── Dataset
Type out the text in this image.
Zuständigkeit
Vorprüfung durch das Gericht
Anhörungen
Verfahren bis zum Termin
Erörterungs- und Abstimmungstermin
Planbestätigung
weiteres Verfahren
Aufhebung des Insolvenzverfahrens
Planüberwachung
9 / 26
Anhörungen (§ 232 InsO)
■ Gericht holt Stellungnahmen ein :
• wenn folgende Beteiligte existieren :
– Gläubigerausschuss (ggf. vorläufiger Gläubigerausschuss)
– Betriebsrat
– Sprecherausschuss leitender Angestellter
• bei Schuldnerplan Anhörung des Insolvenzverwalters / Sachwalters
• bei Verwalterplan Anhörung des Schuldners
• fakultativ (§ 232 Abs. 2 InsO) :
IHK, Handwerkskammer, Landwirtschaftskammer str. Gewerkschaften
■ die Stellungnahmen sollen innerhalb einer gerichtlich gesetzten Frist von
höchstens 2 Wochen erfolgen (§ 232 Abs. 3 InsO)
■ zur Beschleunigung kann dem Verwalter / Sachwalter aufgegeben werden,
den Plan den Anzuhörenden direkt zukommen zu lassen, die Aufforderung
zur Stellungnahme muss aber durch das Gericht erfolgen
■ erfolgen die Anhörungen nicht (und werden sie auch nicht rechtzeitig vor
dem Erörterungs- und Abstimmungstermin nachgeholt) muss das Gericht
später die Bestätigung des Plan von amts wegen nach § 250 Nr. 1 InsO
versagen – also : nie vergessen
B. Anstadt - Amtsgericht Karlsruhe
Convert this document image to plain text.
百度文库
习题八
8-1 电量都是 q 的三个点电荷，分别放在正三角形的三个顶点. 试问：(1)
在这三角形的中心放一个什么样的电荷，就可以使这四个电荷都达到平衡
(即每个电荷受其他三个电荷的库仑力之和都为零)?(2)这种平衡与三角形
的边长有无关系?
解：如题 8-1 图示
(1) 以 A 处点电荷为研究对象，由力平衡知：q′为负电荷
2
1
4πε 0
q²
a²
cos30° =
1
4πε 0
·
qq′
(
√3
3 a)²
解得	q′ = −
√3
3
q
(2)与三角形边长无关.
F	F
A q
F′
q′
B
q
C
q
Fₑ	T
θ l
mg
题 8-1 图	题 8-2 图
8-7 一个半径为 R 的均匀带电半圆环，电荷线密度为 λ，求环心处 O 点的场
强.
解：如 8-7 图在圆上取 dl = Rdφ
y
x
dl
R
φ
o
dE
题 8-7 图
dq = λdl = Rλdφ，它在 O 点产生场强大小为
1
────
▸ **Job**
Give the listing above again, word for word.

▸ **Reply**
Type out the text in this image.
Zuständigkeit
Vorprüfung durch das Gericht
Anhörungen
Verfahren bis zum Termin
Erörterungs- und Abstimmungstermin
Planbestätigung
weiteres Verfahren
Aufhebung des Insolvenzverfahrens
Planüberwachung
9 / 26
Anhörungen (§ 232 InsO)
■ Gericht holt Stellungnahmen ein :
• wenn folgende Beteiligte existieren :
– Gläubigerausschuss (ggf. vorläufiger Gläubigerausschuss)
– Betriebsrat
– Sprecherausschuss leitender Angestellter
• bei Schuldnerplan Anhörung des Insolvenzverwalters / Sachwalters
• bei Verwalterplan Anhörung des Schuldners
• fakultativ (§ 232 Abs. 2 InsO) :
IHK, Handwerkskammer, Landwirtschaftskammer str. Gewerkschaften
■ die Stellungnahmen sollen innerhalb einer gerichtlich gesetzten Frist von
höchstens 2 Wochen erfolgen (§ 232 Abs. 3 InsO)
■ zur Beschleunigung kann dem Verwalter / Sachwalter aufgegeben werden,
den Plan den Anzuhörenden direkt zukommen zu lassen, die Aufforderung
zur Stellungnahme muss aber durch das Gericht erfolgen
■ erfolgen die Anhörungen nicht (und werden sie auch nicht rechtzeitig vor
dem Erörterungs- und Abstimmungstermin nachgeholt) muss das Gericht
später die Bestätigung des Plan von amts wegen nach § 250 Nr. 1 InsO
versagen – also : nie vergessen
B. Anstadt - Amtsgericht Karlsruhe
Convert this document image to plain text.
百度文库
习题八
8-1 电量都是 q 的三个点电荷，分别放在正三角形的三个顶点. 试问：(1)
在这三角形的中心放一个什么样的电荷，就可以使这四个电荷都达到平衡
(即每个电荷受其他三个电荷的库仑力之和都为零)?(2)这种平衡与三角形
的边长有无关系?
解：如题 8-1 图示
(1) 以 A 处点电荷为研究对象，由力平衡知：q′为负电荷
2
1
4πε 0
q²
a²
cos30° =
1
4πε 0
·
qq′
(
√3
3 a)²
解得	q′ = −
√3
3
q
(2)与三角形边长无关.
F	F
A q
F′
q′
B
q
C
q
Fₑ	T
θ l
mg
题 8-1 图	题 8-2 图
8-7 一个半径为 R 的均匀带电半圆环，电荷线密度为 λ，求环心处 O 点的场
强.
解：如 8-7 图在圆上取 dl = Rdφ
y
x
dl
R
φ
o
dE
题 8-7 图
dq = λdl = Rλdφ，它在 O 点产生场强大小为
1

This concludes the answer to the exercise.